• Direction A
Write out the rows from their start to the line with "The clutch 64 is at (572, 197).", substituting "diagram" for "schematic" and leaving everything else unchanged. Leave the pictures out of your answer.

• Document text
↓↓↓
At the time of Raman's graduation, there were
few opportunities for scientists in India. This
forced Raman to accept a position with the Indian
Civil Services as an Assistant Accountant General
in Calcutta. While there, he was able to sustain
his interest in science by working, in his spare
time, in the laboratories of the Indian
Association for the Cultivation of Science. He
studied the physics of stringed instruments and
Indian drums.
In 1917, with his scientific standing
established in India, Raman was offered the
position of Sir Taraknath Palit Professorship of
Physics at Calcutta university, where he stayed
for the next fifteen years. During his tenure
there, he received world wide recognition for his
work in optics and scattering of light. He was
elected to the Royal Society of London in 1924
and the British made him a knight of the British
Empire in 1929. The following year he was honored
with the prestigious Hughes medal from the Royal
Society. In 1930, for the first time in its
history, an Indian scholar, educated entirely in
India has received the highest honor in science,
the Nobel Prize in Physics.
In 1934, Raman became the director of the
newly established Indian Institute of Sciences in
Bangalore, where two years later he continued as
a professor of physics. In 1947, he was appointed
as the first National Professor by the new
government of Independent India. He retired from
the Indian Institute in 1948 and a year later he
established the Raman Research Institute in
Bangalore, served as its director and remained
active there until his death on November 21,
1970, at the age of eighty two. Raman was honored
with the highest award, the "Bharat
Ratna"(Jewel of India), by the Government of
India.
↑↑↑
• Data extract
↓↓↓
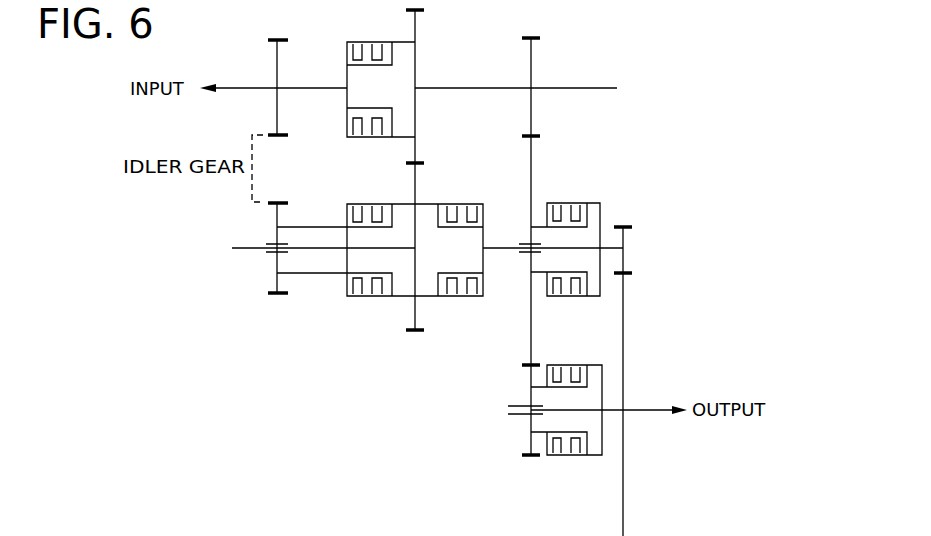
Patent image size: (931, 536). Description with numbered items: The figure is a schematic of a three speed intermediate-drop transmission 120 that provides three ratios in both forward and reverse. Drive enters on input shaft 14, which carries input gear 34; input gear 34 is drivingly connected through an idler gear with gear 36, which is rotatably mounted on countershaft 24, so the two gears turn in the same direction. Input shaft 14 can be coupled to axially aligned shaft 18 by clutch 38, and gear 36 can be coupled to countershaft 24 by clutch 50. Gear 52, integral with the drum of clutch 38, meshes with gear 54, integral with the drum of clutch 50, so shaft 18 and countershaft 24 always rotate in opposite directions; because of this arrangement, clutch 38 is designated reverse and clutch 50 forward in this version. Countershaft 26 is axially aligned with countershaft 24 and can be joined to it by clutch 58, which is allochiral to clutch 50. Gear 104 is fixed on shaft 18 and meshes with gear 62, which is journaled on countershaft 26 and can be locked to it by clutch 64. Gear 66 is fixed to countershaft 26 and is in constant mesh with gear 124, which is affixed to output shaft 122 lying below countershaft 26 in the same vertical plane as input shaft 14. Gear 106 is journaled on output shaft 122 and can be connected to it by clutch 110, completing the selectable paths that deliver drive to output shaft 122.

The input shaft 14 is at (301, 91).
The shaft 18 is at (590, 88).
The countershaft 24 is at (318, 252).
The countershaft 26 is at (507, 250).
The input gear 34 is at (276, 49).
The gear 36 is at (275, 219).
The clutch 38 is at (372, 36).
The clutch 50 is at (372, 198).
The gear 52 is at (419, 32).
The gear 54 is at (418, 175).
The clutch 58 is at (456, 197).
The gear 62 is at (538, 160).
The clutch 64 is at (572, 197).
The gear 66 is at (628, 238).
The gear 104 is at (532, 60).
The gear 106 is at (525, 374).
The clutch 110 is at (567, 361).
The transmission 120 is at (375, 354).
The output shaft 122 is at (645, 412).
The gear 124 is at (625, 340).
↑↑↑
• Direction B
Copy the passage about Raman from "At the time" to "Indian drums.".

• Correct output A
Patent image size: (931, 536). Description with numbered items: The figure is a diagram of a three speed intermediate-drop transmission 120 that provides three ratios in both forward and reverse. Drive enters on input shaft 14, which carries input gear 34; input gear 34 is drivingly connected through an idler gear with gear 36, which is rotatably mounted on countershaft 24, so the two gears turn in the same direction. Input shaft 14 can be coupled to axially aligned shaft 18 by clutch 38, and gear 36 can be coupled to countershaft 24 by clutch 50. Gear 52, integral with the drum of clutch 38, meshes with gear 54, integral with the drum of clutch 50, so shaft 18 and countershaft 24 always rotate in opposite directions; because of this arrangement, clutch 38 is designated reverse and clutch 50 forward in this version. Countershaft 26 is axially aligned with countershaft 24 and can be joined to it by clutch 58, which is allochiral to clutch 50. Gear 104 is fixed on shaft 18 and meshes with gear 62, which is journaled on countershaft 26 and can be locked to it by clutch 64. Gear 66 is fixed to countershaft 26 and is in constant mesh with gear 124, which is affixed to output shaft 122 lying below countershaft 26 in the same vertical plane as input shaft 14. Gear 106 is journaled on output shaft 122 and can be connected to it by clutch 110, completing the selectable paths that deliver drive to output shaft 122.

The input shaft 14 is at (301, 91).
The shaft 18 is at (590, 88).
The countershaft 24 is at (318, 252).
The countershaft 26 is at (507, 250).
The input gear 34 is at (276, 49).
The gear 36 is at (275, 219).
The clutch 38 is at (372, 36).
The clutch 50 is at (372, 198).
The gear 52 is at (419, 32).
The gear 54 is at (418, 175).
The clutch 58 is at (456, 197).
The gear 62 is at (538, 160).
The clutch 64 is at (572, 197).

• Correct output B
At the time of Raman's graduation, there were
few opportunities for scientists in India. This
forced Raman to accept a position with the Indian
Civil Services as an Assistant Accountant General
in Calcutta. While there, he was able to sustain
his interest in science by working, in his spare
time, in the laboratories of the Indian
Association for the Cultivation of Science. He
studied the physics of stringed instruments and
Indian drums.